▶ Written problem
Copy out the data exactly, leaving the pictures behind.

▶ Data excerpts
┄┄┄┄┄┄

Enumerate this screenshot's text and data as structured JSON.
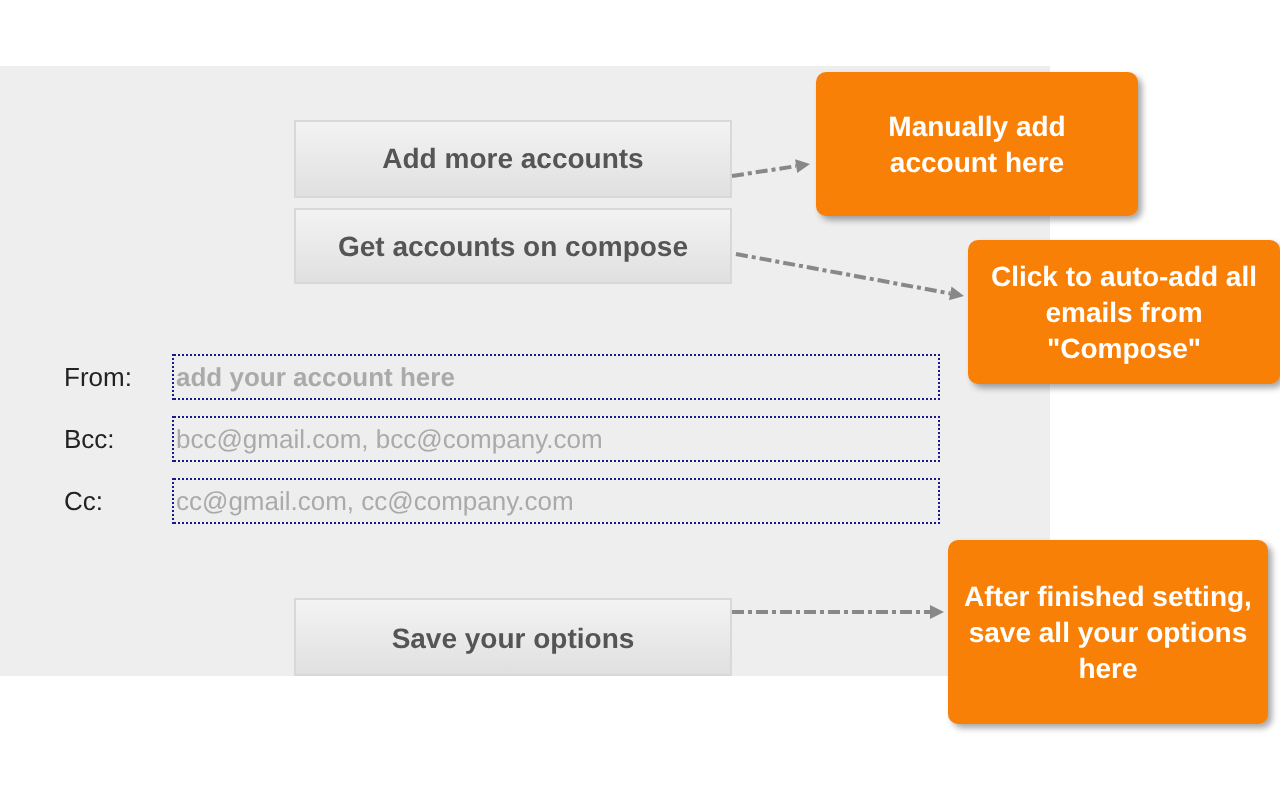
{
  "buttons": [
    {
      "label": "Add more accounts"
    },
    {
      "label": "Get accounts on compose"
    }
  ],
  "fields": [
    {
      "label": "From:",
      "placeholder": "add your account here",
      "bold": true
    },
    {
      "label": "Bcc:",
      "placeholder": "bcc@gmail.com, bcc@company.com",
      "bold": false
    },
    {
      "label": "Cc:",
      "placeholder": "cc@gmail.com, cc@company.com",
      "bold": false
    }
  ],
  "save_button": {
    "label": "Save your options"
  },
  "callouts": [
    {
      "text": "Manually add account here"
    },
    {
      "text": "Click to auto-add all emails from \"Compose\""
    },
    {
      "text": "After finished setting, save all your options here"
    }
  ]
}
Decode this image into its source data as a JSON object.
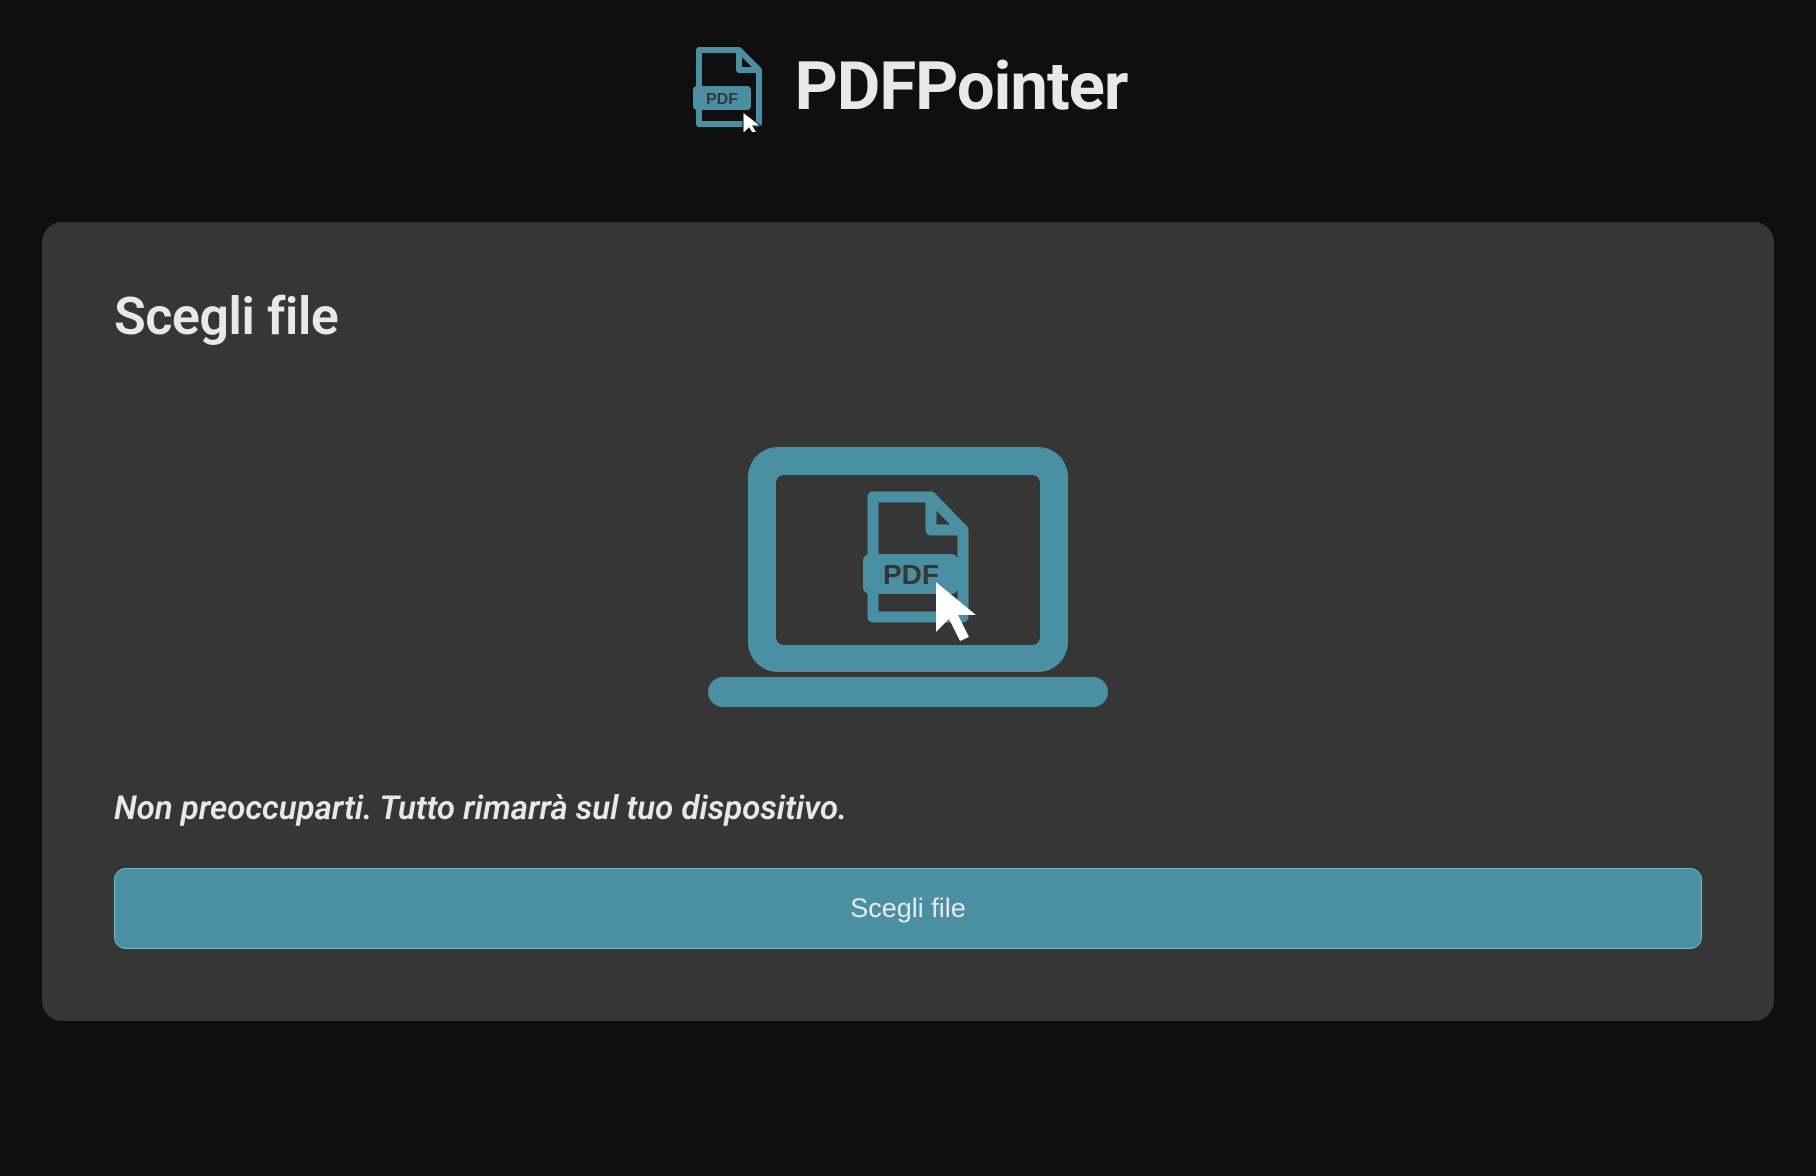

┄┄┄┄┄┄

▶ Output of the exercise
Enumerate this screenshot's text and data as structured JSON.
{
  "buttons": [
    {
      "label": "Add more accounts"
    },
    {
      "label": "Get accounts on compose"
    }
  ],
  "fields": [
    {
      "label": "From:",
      "placeholder": "add your account here",
      "bold": true
    },
    {
      "label": "Bcc:",
      "placeholder": "bcc@gmail.com, bcc@company.com",
      "bold": false
    },
    {
      "label": "Cc:",
      "placeholder": "cc@gmail.com, cc@company.com",
      "bold": false
    }
  ],
  "save_button": {
    "label": "Save your options"
  },
  "callouts": [
    {
      "text": "Manually add account here"
    },
    {
      "text": "Click to auto-add all emails from \"Compose\""
    },
    {
      "text": "After finished setting, save all your options here"
    }
  ]
}
Decode this image into its source data as a JSON object.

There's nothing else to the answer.